[Begin]

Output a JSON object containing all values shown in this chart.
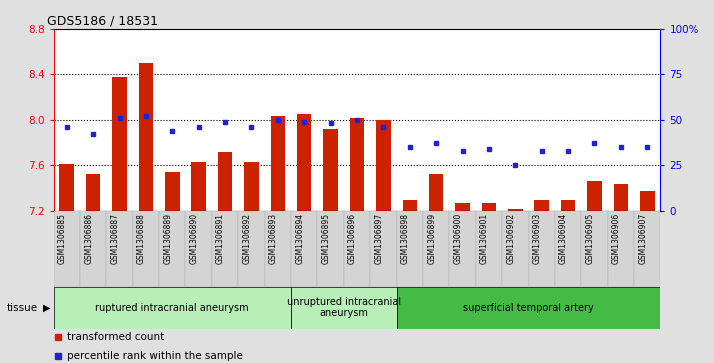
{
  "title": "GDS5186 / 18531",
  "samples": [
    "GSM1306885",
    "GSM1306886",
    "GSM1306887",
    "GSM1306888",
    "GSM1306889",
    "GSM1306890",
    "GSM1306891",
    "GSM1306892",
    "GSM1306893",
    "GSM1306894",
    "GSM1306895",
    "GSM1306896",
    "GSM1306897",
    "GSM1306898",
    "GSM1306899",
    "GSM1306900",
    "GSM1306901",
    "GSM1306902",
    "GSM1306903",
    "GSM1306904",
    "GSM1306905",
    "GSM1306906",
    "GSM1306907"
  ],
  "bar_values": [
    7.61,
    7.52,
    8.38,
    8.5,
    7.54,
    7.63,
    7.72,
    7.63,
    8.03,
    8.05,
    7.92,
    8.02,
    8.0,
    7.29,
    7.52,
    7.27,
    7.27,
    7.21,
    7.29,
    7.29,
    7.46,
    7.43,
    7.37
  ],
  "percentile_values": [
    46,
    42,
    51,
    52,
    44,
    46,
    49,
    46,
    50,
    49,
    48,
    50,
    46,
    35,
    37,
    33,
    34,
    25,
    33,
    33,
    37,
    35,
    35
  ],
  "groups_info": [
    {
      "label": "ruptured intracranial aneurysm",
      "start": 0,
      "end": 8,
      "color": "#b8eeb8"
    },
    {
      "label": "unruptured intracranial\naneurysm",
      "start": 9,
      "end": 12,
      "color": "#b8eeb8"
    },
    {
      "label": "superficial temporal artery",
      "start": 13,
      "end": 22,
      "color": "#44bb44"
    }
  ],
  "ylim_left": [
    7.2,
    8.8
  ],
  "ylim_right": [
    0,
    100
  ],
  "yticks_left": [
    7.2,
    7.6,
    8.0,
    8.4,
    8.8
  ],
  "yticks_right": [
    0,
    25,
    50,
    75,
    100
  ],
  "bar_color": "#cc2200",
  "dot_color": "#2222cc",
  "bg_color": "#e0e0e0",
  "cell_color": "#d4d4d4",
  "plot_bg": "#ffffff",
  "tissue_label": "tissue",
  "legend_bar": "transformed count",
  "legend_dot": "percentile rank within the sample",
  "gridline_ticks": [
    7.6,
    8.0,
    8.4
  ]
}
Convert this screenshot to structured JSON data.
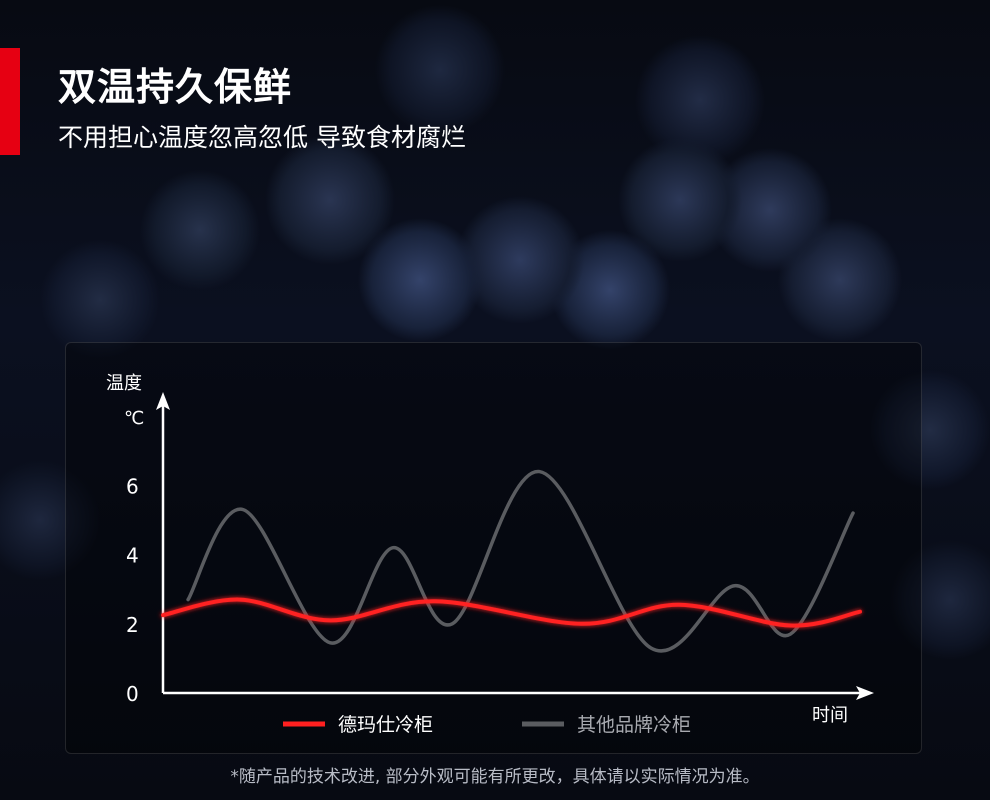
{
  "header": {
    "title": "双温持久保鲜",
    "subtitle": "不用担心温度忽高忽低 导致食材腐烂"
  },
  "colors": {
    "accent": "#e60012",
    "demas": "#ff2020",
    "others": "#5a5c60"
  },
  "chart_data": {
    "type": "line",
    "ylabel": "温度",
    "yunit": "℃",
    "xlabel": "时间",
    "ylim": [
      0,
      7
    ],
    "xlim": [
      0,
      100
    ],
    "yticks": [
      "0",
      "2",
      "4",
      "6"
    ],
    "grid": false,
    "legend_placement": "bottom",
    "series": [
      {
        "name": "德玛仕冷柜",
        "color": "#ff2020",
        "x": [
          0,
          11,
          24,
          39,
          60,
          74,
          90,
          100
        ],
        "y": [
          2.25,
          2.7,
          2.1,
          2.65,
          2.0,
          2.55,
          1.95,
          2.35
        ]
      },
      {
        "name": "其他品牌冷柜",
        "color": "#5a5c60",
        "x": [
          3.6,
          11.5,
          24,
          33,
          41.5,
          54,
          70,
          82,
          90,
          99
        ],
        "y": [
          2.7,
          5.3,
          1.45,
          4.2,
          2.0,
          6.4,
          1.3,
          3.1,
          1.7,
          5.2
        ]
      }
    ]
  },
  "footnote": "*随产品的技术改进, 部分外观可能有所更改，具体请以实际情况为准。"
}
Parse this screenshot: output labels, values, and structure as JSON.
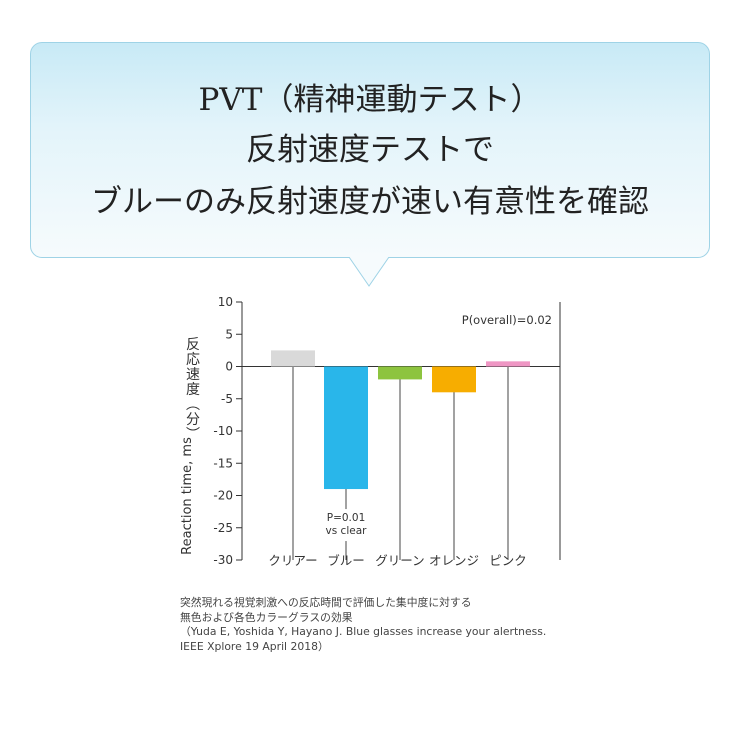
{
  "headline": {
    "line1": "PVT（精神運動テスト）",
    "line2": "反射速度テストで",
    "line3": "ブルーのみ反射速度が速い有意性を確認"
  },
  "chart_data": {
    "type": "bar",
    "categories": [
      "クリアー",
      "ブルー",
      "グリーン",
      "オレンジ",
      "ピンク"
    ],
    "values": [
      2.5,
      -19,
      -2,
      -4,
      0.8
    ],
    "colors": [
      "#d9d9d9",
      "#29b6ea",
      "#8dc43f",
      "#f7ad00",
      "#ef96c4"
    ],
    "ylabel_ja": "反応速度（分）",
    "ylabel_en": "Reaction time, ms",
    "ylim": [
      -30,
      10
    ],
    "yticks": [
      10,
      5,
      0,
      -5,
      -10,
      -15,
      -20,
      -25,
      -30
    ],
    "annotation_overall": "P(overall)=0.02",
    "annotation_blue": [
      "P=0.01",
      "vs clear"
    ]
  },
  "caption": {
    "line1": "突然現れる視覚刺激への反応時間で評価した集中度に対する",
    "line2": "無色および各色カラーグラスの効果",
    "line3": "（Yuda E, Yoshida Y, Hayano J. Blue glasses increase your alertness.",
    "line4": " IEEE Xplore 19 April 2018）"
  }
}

[End]

_Stated task_.
Transcribe all entries above exactly. Drop the pictures.

_Finished task_.
Output a JSON object containing all values shown in this chart.
{
  "title": "GDS5186 / 18531",
  "samples": [
    "GSM1306885",
    "GSM1306886",
    "GSM1306887",
    "GSM1306888",
    "GSM1306889",
    "GSM1306890",
    "GSM1306891",
    "GSM1306892",
    "GSM1306893",
    "GSM1306894",
    "GSM1306895",
    "GSM1306896",
    "GSM1306897",
    "GSM1306898",
    "GSM1306899",
    "GSM1306900",
    "GSM1306901",
    "GSM1306902",
    "GSM1306903",
    "GSM1306904",
    "GSM1306905",
    "GSM1306906",
    "GSM1306907"
  ],
  "bar_values": [
    7.61,
    7.52,
    8.38,
    8.5,
    7.54,
    7.63,
    7.72,
    7.63,
    8.03,
    8.05,
    7.92,
    8.02,
    8.0,
    7.29,
    7.52,
    7.27,
    7.27,
    7.21,
    7.29,
    7.29,
    7.46,
    7.43,
    7.37
  ],
  "percentile_values": [
    46,
    42,
    51,
    52,
    44,
    46,
    49,
    46,
    50,
    49,
    48,
    50,
    46,
    35,
    37,
    33,
    34,
    25,
    33,
    33,
    37,
    35,
    35
  ],
  "groups_info": [
    {
      "label": "ruptured intracranial aneurysm",
      "start": 0,
      "end": 8,
      "color": "#b8eeb8"
    },
    {
      "label": "unruptured intracranial\naneurysm",
      "start": 9,
      "end": 12,
      "color": "#b8eeb8"
    },
    {
      "label": "superficial temporal artery",
      "start": 13,
      "end": 22,
      "color": "#44bb44"
    }
  ],
  "ylim_left": [
    7.2,
    8.8
  ],
  "ylim_right": [
    0,
    100
  ],
  "yticks_left": [
    7.2,
    7.6,
    8.0,
    8.4,
    8.8
  ],
  "yticks_right": [
    0,
    25,
    50,
    75,
    100
  ],
  "bar_color": "#cc2200",
  "dot_color": "#2222cc",
  "bg_color": "#e0e0e0",
  "cell_color": "#d4d4d4",
  "plot_bg": "#ffffff",
  "tissue_label": "tissue",
  "legend_bar": "transformed count",
  "legend_dot": "percentile rank within the sample",
  "gridline_ticks": [
    7.6,
    8.0,
    8.4
  ]
}
Convert this screenshot to structured JSON data.
{
  "header": {
    "title": "双温持久保鲜",
    "subtitle": "不用担心温度忽高忽低 导致食材腐烂"
  },
  "colors": {
    "accent": "#e60012",
    "demas": "#ff2020",
    "others": "#5a5c60"
  },
  "chart_data": {
    "type": "line",
    "ylabel": "温度",
    "yunit": "℃",
    "xlabel": "时间",
    "ylim": [
      0,
      7
    ],
    "xlim": [
      0,
      100
    ],
    "yticks": [
      "0",
      "2",
      "4",
      "6"
    ],
    "grid": false,
    "legend_placement": "bottom",
    "series": [
      {
        "name": "德玛仕冷柜",
        "color": "#ff2020",
        "x": [
          0,
          11,
          24,
          39,
          60,
          74,
          90,
          100
        ],
        "y": [
          2.25,
          2.7,
          2.1,
          2.65,
          2.0,
          2.55,
          1.95,
          2.35
        ]
      },
      {
        "name": "其他品牌冷柜",
        "color": "#5a5c60",
        "x": [
          3.6,
          11.5,
          24,
          33,
          41.5,
          54,
          70,
          82,
          90,
          99
        ],
        "y": [
          2.7,
          5.3,
          1.45,
          4.2,
          2.0,
          6.4,
          1.3,
          3.1,
          1.7,
          5.2
        ]
      }
    ]
  },
  "footnote": "*随产品的技术改进, 部分外观可能有所更改，具体请以实际情况为准。"
}
Parse this screenshot: output labels, values, and structure as JSON.
{
  "headline": {
    "line1": "PVT（精神運動テスト）",
    "line2": "反射速度テストで",
    "line3": "ブルーのみ反射速度が速い有意性を確認"
  },
  "chart_data": {
    "type": "bar",
    "categories": [
      "クリアー",
      "ブルー",
      "グリーン",
      "オレンジ",
      "ピンク"
    ],
    "values": [
      2.5,
      -19,
      -2,
      -4,
      0.8
    ],
    "colors": [
      "#d9d9d9",
      "#29b6ea",
      "#8dc43f",
      "#f7ad00",
      "#ef96c4"
    ],
    "ylabel_ja": "反応速度（分）",
    "ylabel_en": "Reaction time, ms",
    "ylim": [
      -30,
      10
    ],
    "yticks": [
      10,
      5,
      0,
      -5,
      -10,
      -15,
      -20,
      -25,
      -30
    ],
    "annotation_overall": "P(overall)=0.02",
    "annotation_blue": [
      "P=0.01",
      "vs clear"
    ]
  },
  "caption": {
    "line1": "突然現れる視覚刺激への反応時間で評価した集中度に対する",
    "line2": "無色および各色カラーグラスの効果",
    "line3": "（Yuda E, Yoshida Y, Hayano J. Blue glasses increase your alertness.",
    "line4": " IEEE Xplore 19 April 2018）"
  }
}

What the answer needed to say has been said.